# Exercise objective
All entries should be output exactly as they stand.

# Entries supplied
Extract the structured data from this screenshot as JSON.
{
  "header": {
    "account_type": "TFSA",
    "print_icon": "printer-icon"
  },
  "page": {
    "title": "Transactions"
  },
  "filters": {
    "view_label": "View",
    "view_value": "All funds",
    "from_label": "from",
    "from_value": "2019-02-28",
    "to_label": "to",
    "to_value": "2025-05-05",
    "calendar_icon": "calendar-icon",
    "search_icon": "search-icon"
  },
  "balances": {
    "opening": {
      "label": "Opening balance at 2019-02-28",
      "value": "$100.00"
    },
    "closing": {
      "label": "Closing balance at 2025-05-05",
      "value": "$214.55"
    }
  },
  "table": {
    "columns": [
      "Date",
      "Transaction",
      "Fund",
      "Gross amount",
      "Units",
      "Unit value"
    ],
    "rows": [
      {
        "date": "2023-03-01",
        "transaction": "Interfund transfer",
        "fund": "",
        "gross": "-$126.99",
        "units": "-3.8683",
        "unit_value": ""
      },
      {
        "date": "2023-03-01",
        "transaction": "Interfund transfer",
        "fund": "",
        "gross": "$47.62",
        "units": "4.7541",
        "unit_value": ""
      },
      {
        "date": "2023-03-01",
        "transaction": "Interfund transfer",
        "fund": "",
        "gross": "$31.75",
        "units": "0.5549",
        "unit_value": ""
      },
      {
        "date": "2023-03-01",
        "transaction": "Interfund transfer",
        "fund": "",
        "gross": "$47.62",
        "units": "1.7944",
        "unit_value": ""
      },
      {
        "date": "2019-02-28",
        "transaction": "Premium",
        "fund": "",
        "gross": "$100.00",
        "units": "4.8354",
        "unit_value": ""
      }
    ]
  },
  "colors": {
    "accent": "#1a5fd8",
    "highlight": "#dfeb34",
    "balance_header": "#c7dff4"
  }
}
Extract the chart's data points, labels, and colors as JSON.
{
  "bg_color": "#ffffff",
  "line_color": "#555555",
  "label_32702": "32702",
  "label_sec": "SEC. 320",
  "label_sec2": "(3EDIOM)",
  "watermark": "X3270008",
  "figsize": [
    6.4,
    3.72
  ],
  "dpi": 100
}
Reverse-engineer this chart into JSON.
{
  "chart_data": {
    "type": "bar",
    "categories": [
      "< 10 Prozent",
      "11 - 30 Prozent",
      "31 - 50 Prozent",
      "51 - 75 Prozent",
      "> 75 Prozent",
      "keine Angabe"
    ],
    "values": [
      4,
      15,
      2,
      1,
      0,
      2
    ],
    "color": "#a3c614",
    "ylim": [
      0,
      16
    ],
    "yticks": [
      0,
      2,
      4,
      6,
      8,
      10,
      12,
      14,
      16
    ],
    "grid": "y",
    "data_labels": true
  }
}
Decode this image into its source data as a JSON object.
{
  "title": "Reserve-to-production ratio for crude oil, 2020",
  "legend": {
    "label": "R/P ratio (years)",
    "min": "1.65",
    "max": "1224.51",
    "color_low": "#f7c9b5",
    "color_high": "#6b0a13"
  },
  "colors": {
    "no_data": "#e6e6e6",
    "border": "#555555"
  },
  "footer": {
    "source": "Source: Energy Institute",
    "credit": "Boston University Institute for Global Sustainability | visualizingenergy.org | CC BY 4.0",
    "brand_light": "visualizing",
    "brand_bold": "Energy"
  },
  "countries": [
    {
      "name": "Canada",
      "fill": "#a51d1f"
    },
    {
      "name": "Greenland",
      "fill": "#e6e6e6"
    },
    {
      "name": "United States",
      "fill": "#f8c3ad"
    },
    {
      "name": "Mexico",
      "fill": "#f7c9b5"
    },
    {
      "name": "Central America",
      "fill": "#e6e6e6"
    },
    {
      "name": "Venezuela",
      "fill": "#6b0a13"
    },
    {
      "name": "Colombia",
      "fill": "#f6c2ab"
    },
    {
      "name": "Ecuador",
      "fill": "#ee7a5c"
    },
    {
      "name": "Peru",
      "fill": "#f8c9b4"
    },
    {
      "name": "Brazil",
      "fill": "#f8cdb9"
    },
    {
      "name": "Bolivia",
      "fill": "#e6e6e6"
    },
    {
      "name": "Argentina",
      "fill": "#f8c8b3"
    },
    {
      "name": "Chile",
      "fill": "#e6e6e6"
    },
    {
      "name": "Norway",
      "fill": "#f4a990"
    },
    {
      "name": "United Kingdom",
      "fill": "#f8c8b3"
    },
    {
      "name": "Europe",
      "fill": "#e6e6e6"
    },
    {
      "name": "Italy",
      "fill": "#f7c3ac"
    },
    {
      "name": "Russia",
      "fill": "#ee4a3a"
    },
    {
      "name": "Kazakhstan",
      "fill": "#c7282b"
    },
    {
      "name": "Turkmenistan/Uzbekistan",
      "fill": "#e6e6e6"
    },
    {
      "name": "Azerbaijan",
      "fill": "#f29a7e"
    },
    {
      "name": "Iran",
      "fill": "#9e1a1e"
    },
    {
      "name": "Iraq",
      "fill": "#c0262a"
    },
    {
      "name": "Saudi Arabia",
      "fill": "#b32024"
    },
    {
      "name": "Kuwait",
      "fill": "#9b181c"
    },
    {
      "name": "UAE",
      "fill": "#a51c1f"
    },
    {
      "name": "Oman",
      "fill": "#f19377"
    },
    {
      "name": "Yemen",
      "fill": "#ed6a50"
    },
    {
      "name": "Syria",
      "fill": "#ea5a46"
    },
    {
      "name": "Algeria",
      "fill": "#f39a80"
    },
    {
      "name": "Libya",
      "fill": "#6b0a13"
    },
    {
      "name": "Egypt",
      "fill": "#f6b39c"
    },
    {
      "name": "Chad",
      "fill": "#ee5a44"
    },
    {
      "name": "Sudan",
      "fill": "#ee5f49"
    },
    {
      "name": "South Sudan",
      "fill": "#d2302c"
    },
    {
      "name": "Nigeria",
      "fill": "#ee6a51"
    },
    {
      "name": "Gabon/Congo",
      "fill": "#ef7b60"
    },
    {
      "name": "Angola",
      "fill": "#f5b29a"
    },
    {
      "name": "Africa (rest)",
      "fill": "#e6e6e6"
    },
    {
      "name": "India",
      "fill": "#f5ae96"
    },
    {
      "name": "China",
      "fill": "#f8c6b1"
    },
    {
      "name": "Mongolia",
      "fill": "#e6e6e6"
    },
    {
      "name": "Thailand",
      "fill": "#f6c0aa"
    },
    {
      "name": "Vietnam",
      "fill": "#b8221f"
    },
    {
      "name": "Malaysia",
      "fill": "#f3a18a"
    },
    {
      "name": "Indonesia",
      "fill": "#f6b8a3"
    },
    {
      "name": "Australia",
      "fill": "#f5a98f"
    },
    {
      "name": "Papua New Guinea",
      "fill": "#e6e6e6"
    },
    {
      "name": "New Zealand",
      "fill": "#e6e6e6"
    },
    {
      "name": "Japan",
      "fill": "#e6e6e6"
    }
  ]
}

# Final result
Extract the structured data from this screenshot as JSON.
{
  "header": {
    "account_type": "TFSA",
    "print_icon": "printer-icon"
  },
  "page": {
    "title": "Transactions"
  },
  "filters": {
    "view_label": "View",
    "view_value": "All funds",
    "from_label": "from",
    "from_value": "2019-02-28",
    "to_label": "to",
    "to_value": "2025-05-05",
    "calendar_icon": "calendar-icon",
    "search_icon": "search-icon"
  },
  "balances": {
    "opening": {
      "label": "Opening balance at 2019-02-28",
      "value": "$100.00"
    },
    "closing": {
      "label": "Closing balance at 2025-05-05",
      "value": "$214.55"
    }
  },
  "table": {
    "columns": [
      "Date",
      "Transaction",
      "Fund",
      "Gross amount",
      "Units",
      "Unit value"
    ],
    "rows": [
      {
        "date": "2023-03-01",
        "transaction": "Interfund transfer",
        "fund": "",
        "gross": "-$126.99",
        "units": "-3.8683",
        "unit_value": ""
      },
      {
        "date": "2023-03-01",
        "transaction": "Interfund transfer",
        "fund": "",
        "gross": "$47.62",
        "units": "4.7541",
        "unit_value": ""
      },
      {
        "date": "2023-03-01",
        "transaction": "Interfund transfer",
        "fund": "",
        "gross": "$31.75",
        "units": "0.5549",
        "unit_value": ""
      },
      {
        "date": "2023-03-01",
        "transaction": "Interfund transfer",
        "fund": "",
        "gross": "$47.62",
        "units": "1.7944",
        "unit_value": ""
      },
      {
        "date": "2019-02-28",
        "transaction": "Premium",
        "fund": "",
        "gross": "$100.00",
        "units": "4.8354",
        "unit_value": ""
      }
    ]
  },
  "colors": {
    "accent": "#1a5fd8",
    "highlight": "#dfeb34",
    "balance_header": "#c7dff4"
  }
}
Extract the chart's data points, labels, and colors as JSON.
{
  "bg_color": "#ffffff",
  "line_color": "#555555",
  "label_32702": "32702",
  "label_sec": "SEC. 320",
  "label_sec2": "(3EDIOM)",
  "watermark": "X3270008",
  "figsize": [
    6.4,
    3.72
  ],
  "dpi": 100
}
Reverse-engineer this chart into JSON.
{
  "chart_data": {
    "type": "bar",
    "categories": [
      "< 10 Prozent",
      "11 - 30 Prozent",
      "31 - 50 Prozent",
      "51 - 75 Prozent",
      "> 75 Prozent",
      "keine Angabe"
    ],
    "values": [
      4,
      15,
      2,
      1,
      0,
      2
    ],
    "color": "#a3c614",
    "ylim": [
      0,
      16
    ],
    "yticks": [
      0,
      2,
      4,
      6,
      8,
      10,
      12,
      14,
      16
    ],
    "grid": "y",
    "data_labels": true
  }
}
Decode this image into its source data as a JSON object.
{
  "title": "Reserve-to-production ratio for crude oil, 2020",
  "legend": {
    "label": "R/P ratio (years)",
    "min": "1.65",
    "max": "1224.51",
    "color_low": "#f7c9b5",
    "color_high": "#6b0a13"
  },
  "colors": {
    "no_data": "#e6e6e6",
    "border": "#555555"
  },
  "footer": {
    "source": "Source: Energy Institute",
    "credit": "Boston University Institute for Global Sustainability | visualizingenergy.org | CC BY 4.0",
    "brand_light": "visualizing",
    "brand_bold": "Energy"
  },
  "countries": [
    {
      "name": "Canada",
      "fill": "#a51d1f"
    },
    {
      "name": "Greenland",
      "fill": "#e6e6e6"
    },
    {
      "name": "United States",
      "fill": "#f8c3ad"
    },
    {
      "name": "Mexico",
      "fill": "#f7c9b5"
    },
    {
      "name": "Central America",
      "fill": "#e6e6e6"
    },
    {
      "name": "Venezuela",
      "fill": "#6b0a13"
    },
    {
      "name": "Colombia",
      "fill": "#f6c2ab"
    },
    {
      "name": "Ecuador",
      "fill": "#ee7a5c"
    },
    {
      "name": "Peru",
      "fill": "#f8c9b4"
    },
    {
      "name": "Brazil",
      "fill": "#f8cdb9"
    },
    {
      "name": "Bolivia",
      "fill": "#e6e6e6"
    },
    {
      "name": "Argentina",
      "fill": "#f8c8b3"
    },
    {
      "name": "Chile",
      "fill": "#e6e6e6"
    },
    {
      "name": "Norway",
      "fill": "#f4a990"
    },
    {
      "name": "United Kingdom",
      "fill": "#f8c8b3"
    },
    {
      "name": "Europe",
      "fill": "#e6e6e6"
    },
    {
      "name": "Italy",
      "fill": "#f7c3ac"
    },
    {
      "name": "Russia",
      "fill": "#ee4a3a"
    },
    {
      "name": "Kazakhstan",
      "fill": "#c7282b"
    },
    {
      "name": "Turkmenistan/Uzbekistan",
      "fill": "#e6e6e6"
    },
    {
      "name": "Azerbaijan",
      "fill": "#f29a7e"
    },
    {
      "name": "Iran",
      "fill": "#9e1a1e"
    },
    {
      "name": "Iraq",
      "fill": "#c0262a"
    },
    {
      "name": "Saudi Arabia",
      "fill": "#b32024"
    },
    {
      "name": "Kuwait",
      "fill": "#9b181c"
    },
    {
      "name": "UAE",
      "fill": "#a51c1f"
    },
    {
      "name": "Oman",
      "fill": "#f19377"
    },
    {
      "name": "Yemen",
      "fill": "#ed6a50"
    },
    {
      "name": "Syria",
      "fill": "#ea5a46"
    },
    {
      "name": "Algeria",
      "fill": "#f39a80"
    },
    {
      "name": "Libya",
      "fill": "#6b0a13"
    },
    {
      "name": "Egypt",
      "fill": "#f6b39c"
    },
    {
      "name": "Chad",
      "fill": "#ee5a44"
    },
    {
      "name": "Sudan",
      "fill": "#ee5f49"
    },
    {
      "name": "South Sudan",
      "fill": "#d2302c"
    },
    {
      "name": "Nigeria",
      "fill": "#ee6a51"
    },
    {
      "name": "Gabon/Congo",
      "fill": "#ef7b60"
    },
    {
      "name": "Angola",
      "fill": "#f5b29a"
    },
    {
      "name": "Africa (rest)",
      "fill": "#e6e6e6"
    },
    {
      "name": "India",
      "fill": "#f5ae96"
    },
    {
      "name": "China",
      "fill": "#f8c6b1"
    },
    {
      "name": "Mongolia",
      "fill": "#e6e6e6"
    },
    {
      "name": "Thailand",
      "fill": "#f6c0aa"
    },
    {
      "name": "Vietnam",
      "fill": "#b8221f"
    },
    {
      "name": "Malaysia",
      "fill": "#f3a18a"
    },
    {
      "name": "Indonesia",
      "fill": "#f6b8a3"
    },
    {
      "name": "Australia",
      "fill": "#f5a98f"
    },
    {
      "name": "Papua New Guinea",
      "fill": "#e6e6e6"
    },
    {
      "name": "New Zealand",
      "fill": "#e6e6e6"
    },
    {
      "name": "Japan",
      "fill": "#e6e6e6"
    }
  ]
}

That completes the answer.